# Objective:
Below is a listing; write it out exactly and drop any images from it.

# Exercise input:

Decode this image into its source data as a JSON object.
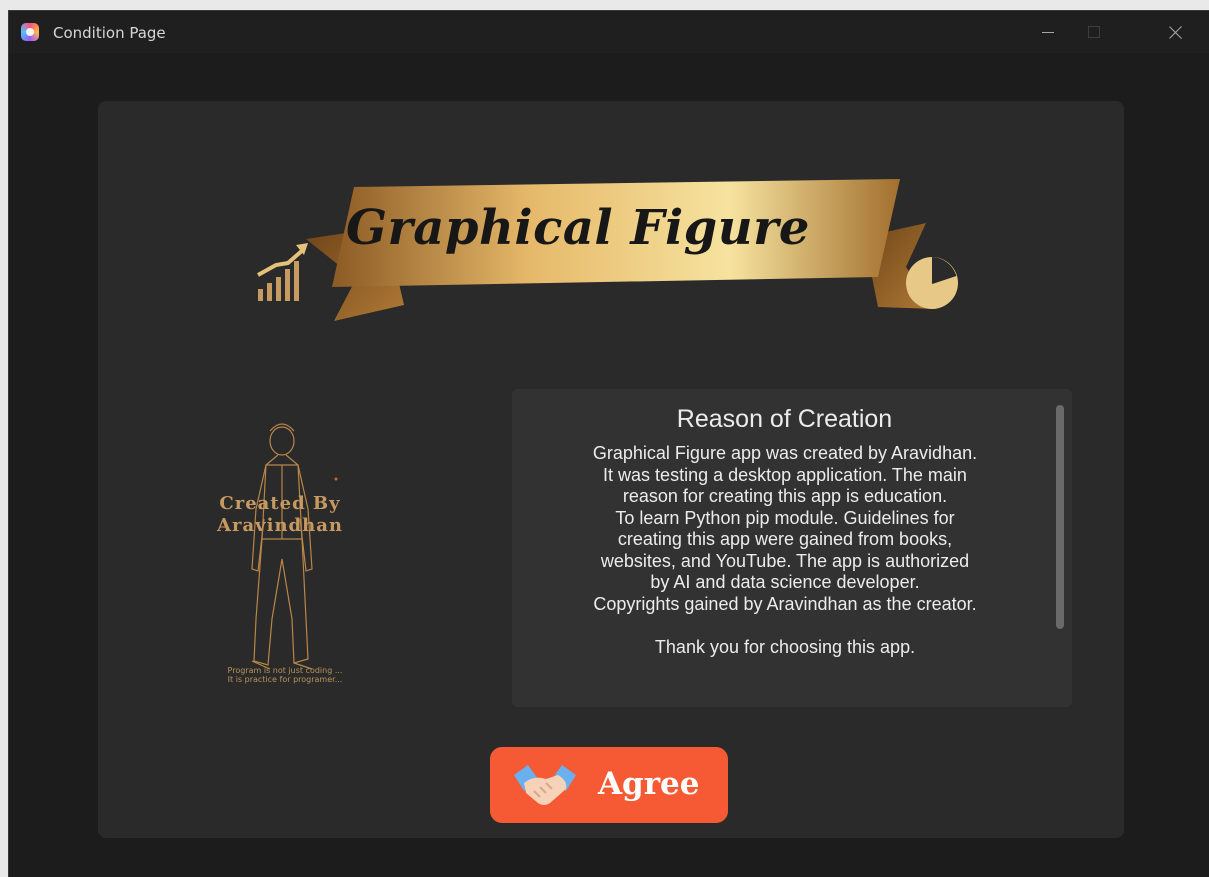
{
  "window": {
    "title": "Condition Page"
  },
  "banner": {
    "title": "Graphical Figure"
  },
  "creator": {
    "line1": "Created By",
    "line2": "Aravindhan",
    "tagline_line1": "Program is not just coding ...",
    "tagline_line2": "It is practice for programer..."
  },
  "reason": {
    "title": "Reason of Creation",
    "lines": [
      "Graphical Figure app was created by Aravidhan.",
      "It was testing a desktop application. The main",
      "reason for creating this app is education.",
      "To learn Python pip module. Guidelines for",
      "creating this app were gained from books,",
      "websites, and YouTube. The app is authorized",
      "by AI and data science developer.",
      "Copyrights gained by Aravindhan as the creator."
    ],
    "thanks": "Thank you for choosing this app."
  },
  "agree_button": {
    "label": "Agree",
    "icon": "handshake-icon"
  },
  "colors": {
    "button_bg": "#f55a34",
    "gold": "#c79a62",
    "panel_bg": "#2a2a2a",
    "window_bg": "#1c1c1c"
  }
}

# Response to the exercise:
Decode this image into its source data as a JSON object.
{
  "window": {
    "title": "Condition Page"
  },
  "banner": {
    "title": "Graphical Figure"
  },
  "creator": {
    "line1": "Created By",
    "line2": "Aravindhan",
    "tagline_line1": "Program is not just coding ...",
    "tagline_line2": "It is practice for programer..."
  },
  "reason": {
    "title": "Reason of Creation",
    "lines": [
      "Graphical Figure app was created by Aravidhan.",
      "It was testing a desktop application. The main",
      "reason for creating this app is education.",
      "To learn Python pip module. Guidelines for",
      "creating this app were gained from books,",
      "websites, and YouTube. The app is authorized",
      "by AI and data science developer.",
      "Copyrights gained by Aravindhan as the creator."
    ],
    "thanks": "Thank you for choosing this app."
  },
  "agree_button": {
    "label": "Agree",
    "icon": "handshake-icon"
  },
  "colors": {
    "button_bg": "#f55a34",
    "gold": "#c79a62",
    "panel_bg": "#2a2a2a",
    "window_bg": "#1c1c1c"
  }
}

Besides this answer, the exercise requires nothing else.